Write out the data again exactly, skipping every picture.

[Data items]
===============
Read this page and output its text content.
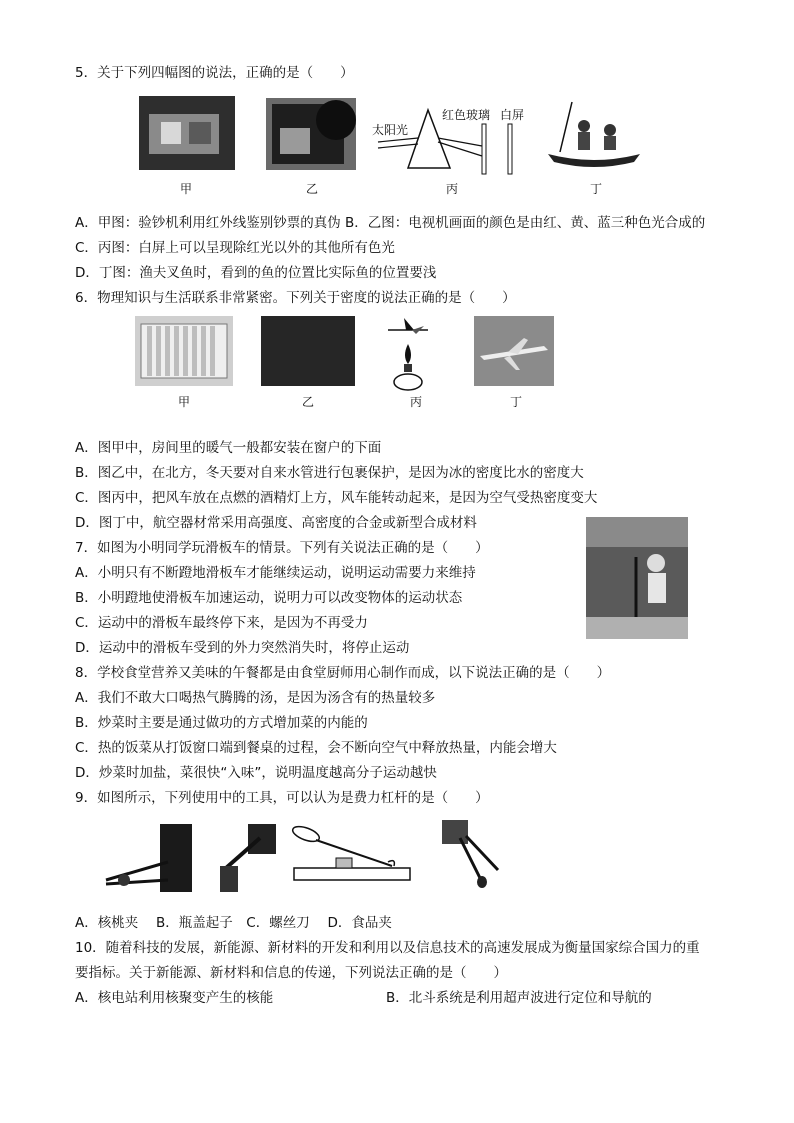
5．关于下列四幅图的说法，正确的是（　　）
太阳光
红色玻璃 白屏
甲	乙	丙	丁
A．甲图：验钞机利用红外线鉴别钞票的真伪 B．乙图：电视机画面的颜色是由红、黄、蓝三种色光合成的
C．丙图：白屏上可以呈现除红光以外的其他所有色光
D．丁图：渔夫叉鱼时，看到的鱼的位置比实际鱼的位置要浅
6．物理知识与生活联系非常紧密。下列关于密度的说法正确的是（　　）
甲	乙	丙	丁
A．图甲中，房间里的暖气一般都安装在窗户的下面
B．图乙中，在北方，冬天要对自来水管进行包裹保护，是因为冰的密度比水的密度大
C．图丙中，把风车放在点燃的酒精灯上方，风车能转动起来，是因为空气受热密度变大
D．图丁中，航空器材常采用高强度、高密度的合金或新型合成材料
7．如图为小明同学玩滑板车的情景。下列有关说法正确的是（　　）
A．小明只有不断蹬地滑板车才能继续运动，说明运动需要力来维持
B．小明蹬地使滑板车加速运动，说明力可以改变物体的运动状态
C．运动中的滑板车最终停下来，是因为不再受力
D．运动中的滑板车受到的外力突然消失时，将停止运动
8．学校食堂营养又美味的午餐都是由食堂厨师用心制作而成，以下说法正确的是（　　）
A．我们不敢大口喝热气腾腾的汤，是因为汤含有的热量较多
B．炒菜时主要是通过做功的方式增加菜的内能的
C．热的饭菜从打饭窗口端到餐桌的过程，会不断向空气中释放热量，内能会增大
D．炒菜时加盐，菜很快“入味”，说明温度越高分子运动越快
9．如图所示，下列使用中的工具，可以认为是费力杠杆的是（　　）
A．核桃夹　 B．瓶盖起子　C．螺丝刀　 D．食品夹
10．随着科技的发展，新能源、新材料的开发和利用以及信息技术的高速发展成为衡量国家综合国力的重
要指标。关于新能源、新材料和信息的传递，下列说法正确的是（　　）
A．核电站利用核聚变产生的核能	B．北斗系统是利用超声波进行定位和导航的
===============
## COMPLETED TASK
Read this page and output its text content.
5．关于下列四幅图的说法，正确的是（　　）
太阳光
红色玻璃 白屏
甲	乙	丙	丁
A．甲图：验钞机利用红外线鉴别钞票的真伪 B．乙图：电视机画面的颜色是由红、黄、蓝三种色光合成的
C．丙图：白屏上可以呈现除红光以外的其他所有色光
D．丁图：渔夫叉鱼时，看到的鱼的位置比实际鱼的位置要浅
6．物理知识与生活联系非常紧密。下列关于密度的说法正确的是（　　）
甲	乙	丙	丁
A．图甲中，房间里的暖气一般都安装在窗户的下面
B．图乙中，在北方，冬天要对自来水管进行包裹保护，是因为冰的密度比水的密度大
C．图丙中，把风车放在点燃的酒精灯上方，风车能转动起来，是因为空气受热密度变大
D．图丁中，航空器材常采用高强度、高密度的合金或新型合成材料
7．如图为小明同学玩滑板车的情景。下列有关说法正确的是（　　）
A．小明只有不断蹬地滑板车才能继续运动，说明运动需要力来维持
B．小明蹬地使滑板车加速运动，说明力可以改变物体的运动状态
C．运动中的滑板车最终停下来，是因为不再受力
D．运动中的滑板车受到的外力突然消失时，将停止运动
8．学校食堂营养又美味的午餐都是由食堂厨师用心制作而成，以下说法正确的是（　　）
A．我们不敢大口喝热气腾腾的汤，是因为汤含有的热量较多
B．炒菜时主要是通过做功的方式增加菜的内能的
C．热的饭菜从打饭窗口端到餐桌的过程，会不断向空气中释放热量，内能会增大
D．炒菜时加盐，菜很快“入味”，说明温度越高分子运动越快
9．如图所示，下列使用中的工具，可以认为是费力杠杆的是（　　）
A．核桃夹　 B．瓶盖起子　C．螺丝刀　 D．食品夹
10．随着科技的发展，新能源、新材料的开发和利用以及信息技术的高速发展成为衡量国家综合国力的重
要指标。关于新能源、新材料和信息的传递，下列说法正确的是（　　）
A．核电站利用核聚变产生的核能	B．北斗系统是利用超声波进行定位和导航的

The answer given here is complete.